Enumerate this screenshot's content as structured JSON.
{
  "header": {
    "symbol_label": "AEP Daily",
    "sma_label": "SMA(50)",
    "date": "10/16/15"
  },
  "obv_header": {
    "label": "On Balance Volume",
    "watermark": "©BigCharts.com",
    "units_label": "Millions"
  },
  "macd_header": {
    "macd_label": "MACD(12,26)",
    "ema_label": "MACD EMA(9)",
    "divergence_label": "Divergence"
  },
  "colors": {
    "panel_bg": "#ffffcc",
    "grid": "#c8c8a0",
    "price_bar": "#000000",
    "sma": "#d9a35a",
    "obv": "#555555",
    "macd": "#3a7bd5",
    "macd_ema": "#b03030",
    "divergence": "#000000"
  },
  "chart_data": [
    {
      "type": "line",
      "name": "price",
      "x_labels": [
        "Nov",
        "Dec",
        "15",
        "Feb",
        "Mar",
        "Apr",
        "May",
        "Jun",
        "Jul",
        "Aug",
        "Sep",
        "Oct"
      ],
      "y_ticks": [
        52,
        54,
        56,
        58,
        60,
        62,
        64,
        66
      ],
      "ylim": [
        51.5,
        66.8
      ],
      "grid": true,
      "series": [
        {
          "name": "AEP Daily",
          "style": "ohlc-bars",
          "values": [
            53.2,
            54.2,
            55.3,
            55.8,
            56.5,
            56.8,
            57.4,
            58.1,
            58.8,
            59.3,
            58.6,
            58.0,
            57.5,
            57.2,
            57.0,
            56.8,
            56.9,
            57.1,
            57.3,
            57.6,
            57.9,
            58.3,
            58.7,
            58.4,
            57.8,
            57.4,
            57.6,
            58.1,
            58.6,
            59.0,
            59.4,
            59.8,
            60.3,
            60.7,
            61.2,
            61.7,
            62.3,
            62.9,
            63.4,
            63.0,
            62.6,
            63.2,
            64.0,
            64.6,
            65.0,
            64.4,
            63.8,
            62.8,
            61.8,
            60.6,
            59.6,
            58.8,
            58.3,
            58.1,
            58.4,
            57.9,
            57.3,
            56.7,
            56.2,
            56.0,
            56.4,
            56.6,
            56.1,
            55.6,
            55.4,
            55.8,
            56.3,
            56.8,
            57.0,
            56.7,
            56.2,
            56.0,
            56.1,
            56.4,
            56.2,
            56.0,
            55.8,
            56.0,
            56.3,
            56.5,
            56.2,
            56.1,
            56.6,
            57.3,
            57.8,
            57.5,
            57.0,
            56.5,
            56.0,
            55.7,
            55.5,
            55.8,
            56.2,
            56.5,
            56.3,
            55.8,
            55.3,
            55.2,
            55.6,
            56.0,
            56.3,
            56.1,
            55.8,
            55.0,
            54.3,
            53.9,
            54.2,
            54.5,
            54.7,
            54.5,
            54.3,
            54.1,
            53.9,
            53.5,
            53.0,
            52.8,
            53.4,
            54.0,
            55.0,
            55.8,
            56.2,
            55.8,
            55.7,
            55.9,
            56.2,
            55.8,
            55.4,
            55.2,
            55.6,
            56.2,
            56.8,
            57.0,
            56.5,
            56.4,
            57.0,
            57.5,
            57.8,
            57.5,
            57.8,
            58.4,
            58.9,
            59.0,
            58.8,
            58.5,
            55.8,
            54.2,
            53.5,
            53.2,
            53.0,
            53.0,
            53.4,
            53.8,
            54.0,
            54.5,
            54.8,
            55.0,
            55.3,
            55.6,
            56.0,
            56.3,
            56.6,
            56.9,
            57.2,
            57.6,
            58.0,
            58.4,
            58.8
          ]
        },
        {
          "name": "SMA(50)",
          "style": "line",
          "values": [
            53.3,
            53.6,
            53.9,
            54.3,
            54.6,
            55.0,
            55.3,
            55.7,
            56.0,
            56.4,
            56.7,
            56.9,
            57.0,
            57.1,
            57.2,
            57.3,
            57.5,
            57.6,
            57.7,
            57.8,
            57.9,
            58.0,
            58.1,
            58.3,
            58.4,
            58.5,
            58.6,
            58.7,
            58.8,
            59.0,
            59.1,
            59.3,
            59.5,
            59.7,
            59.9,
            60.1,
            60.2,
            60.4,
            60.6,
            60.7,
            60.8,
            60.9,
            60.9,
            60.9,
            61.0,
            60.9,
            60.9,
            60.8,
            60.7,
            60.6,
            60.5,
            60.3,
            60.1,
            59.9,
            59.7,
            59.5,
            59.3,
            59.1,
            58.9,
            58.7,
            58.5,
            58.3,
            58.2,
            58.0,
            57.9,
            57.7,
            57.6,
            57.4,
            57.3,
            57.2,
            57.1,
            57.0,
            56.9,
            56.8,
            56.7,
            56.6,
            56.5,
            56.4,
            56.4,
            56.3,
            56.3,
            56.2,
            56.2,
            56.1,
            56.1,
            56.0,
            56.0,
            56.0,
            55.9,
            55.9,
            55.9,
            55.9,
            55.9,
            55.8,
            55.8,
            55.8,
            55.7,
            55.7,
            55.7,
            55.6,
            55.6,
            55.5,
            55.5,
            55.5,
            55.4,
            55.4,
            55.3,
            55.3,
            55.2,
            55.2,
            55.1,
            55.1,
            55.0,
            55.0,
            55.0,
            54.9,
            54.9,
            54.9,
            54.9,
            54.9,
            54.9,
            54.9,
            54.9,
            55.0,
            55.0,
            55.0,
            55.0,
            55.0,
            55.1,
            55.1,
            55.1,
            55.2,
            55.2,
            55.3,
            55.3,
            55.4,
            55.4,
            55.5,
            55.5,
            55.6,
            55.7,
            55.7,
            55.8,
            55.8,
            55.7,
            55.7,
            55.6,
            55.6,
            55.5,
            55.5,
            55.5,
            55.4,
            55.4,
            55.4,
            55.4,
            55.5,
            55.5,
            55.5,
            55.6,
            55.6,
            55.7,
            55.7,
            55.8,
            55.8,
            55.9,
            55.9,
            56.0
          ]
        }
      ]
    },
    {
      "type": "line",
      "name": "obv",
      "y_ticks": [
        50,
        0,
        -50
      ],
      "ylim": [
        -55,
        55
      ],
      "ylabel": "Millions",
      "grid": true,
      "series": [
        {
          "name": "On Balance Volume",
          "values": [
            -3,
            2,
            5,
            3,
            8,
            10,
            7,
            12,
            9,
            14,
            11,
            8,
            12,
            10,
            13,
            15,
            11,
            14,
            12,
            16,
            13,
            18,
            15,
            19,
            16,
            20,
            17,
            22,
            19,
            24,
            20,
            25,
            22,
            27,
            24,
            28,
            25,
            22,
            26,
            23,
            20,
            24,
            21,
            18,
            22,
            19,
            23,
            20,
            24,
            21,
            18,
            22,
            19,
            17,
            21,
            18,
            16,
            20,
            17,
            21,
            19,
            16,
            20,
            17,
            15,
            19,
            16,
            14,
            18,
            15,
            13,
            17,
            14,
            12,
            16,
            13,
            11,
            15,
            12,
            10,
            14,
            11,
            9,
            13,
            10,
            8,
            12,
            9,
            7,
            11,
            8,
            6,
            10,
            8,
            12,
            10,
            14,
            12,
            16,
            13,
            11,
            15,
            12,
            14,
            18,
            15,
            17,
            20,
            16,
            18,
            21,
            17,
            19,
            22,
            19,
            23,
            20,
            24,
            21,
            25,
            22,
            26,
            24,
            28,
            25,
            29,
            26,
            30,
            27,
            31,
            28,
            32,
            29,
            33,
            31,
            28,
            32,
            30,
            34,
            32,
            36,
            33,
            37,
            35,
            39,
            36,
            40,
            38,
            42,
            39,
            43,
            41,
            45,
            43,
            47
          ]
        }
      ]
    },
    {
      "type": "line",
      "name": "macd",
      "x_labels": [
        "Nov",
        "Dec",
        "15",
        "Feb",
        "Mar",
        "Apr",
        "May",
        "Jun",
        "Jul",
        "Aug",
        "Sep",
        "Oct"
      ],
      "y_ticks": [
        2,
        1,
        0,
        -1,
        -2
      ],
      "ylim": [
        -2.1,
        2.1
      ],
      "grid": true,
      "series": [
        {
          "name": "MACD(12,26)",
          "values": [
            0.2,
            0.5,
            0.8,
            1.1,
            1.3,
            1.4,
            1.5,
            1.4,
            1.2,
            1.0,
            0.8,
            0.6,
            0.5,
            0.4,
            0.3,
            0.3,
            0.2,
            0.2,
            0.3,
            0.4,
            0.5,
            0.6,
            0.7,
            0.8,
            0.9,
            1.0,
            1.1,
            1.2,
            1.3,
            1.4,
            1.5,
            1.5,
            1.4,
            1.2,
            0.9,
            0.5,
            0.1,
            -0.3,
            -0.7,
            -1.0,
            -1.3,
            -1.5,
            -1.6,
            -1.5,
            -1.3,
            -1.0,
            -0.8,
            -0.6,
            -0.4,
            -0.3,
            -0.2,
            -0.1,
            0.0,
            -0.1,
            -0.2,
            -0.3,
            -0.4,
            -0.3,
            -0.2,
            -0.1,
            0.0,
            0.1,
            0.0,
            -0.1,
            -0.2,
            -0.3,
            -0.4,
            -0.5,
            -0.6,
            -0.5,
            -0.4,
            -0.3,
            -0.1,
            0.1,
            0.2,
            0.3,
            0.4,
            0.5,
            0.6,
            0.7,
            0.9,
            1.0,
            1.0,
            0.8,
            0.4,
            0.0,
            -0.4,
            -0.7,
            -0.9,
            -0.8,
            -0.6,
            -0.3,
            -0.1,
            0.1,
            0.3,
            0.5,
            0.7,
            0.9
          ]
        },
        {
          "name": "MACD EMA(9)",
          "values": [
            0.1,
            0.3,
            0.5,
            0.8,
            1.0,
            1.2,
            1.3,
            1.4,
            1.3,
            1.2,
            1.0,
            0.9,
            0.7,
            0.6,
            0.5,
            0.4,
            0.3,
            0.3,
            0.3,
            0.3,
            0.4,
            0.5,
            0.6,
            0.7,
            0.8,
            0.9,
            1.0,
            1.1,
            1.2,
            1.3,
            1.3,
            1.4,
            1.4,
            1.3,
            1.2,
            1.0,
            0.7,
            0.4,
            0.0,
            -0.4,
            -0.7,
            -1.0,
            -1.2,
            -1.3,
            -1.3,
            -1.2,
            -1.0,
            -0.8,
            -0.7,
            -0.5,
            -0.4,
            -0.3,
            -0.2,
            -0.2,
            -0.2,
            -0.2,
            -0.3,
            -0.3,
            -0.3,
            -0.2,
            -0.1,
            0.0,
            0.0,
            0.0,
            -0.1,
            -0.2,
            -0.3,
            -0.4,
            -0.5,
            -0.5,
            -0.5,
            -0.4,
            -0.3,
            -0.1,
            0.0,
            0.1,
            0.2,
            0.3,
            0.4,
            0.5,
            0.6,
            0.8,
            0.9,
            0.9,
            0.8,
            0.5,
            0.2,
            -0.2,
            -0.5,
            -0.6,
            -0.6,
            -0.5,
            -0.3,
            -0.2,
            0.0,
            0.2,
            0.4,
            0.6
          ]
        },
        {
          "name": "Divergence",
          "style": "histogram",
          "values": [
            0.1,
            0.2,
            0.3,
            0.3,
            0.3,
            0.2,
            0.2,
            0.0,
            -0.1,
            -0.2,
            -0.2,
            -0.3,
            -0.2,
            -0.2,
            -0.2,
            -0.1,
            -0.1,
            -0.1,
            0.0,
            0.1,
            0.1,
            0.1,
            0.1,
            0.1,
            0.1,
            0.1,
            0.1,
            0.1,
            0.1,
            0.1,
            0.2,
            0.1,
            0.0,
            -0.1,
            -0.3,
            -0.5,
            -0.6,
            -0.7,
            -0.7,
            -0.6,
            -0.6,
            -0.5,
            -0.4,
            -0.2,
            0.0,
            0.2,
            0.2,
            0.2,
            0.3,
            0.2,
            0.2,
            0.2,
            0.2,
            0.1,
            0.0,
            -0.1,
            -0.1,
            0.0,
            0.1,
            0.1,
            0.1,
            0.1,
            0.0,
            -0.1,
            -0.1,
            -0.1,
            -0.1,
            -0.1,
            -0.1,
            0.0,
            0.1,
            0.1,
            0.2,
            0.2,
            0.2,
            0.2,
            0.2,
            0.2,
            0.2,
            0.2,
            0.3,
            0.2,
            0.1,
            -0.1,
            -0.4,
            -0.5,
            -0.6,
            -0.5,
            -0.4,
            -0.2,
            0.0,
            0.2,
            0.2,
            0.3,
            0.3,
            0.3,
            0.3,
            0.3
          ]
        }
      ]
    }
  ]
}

--- Job ---
Isolate the lines above that contain the word "Millions" and copy them.

--- Task result ---
    "units_label": "Millions"
      "ylabel": "Millions",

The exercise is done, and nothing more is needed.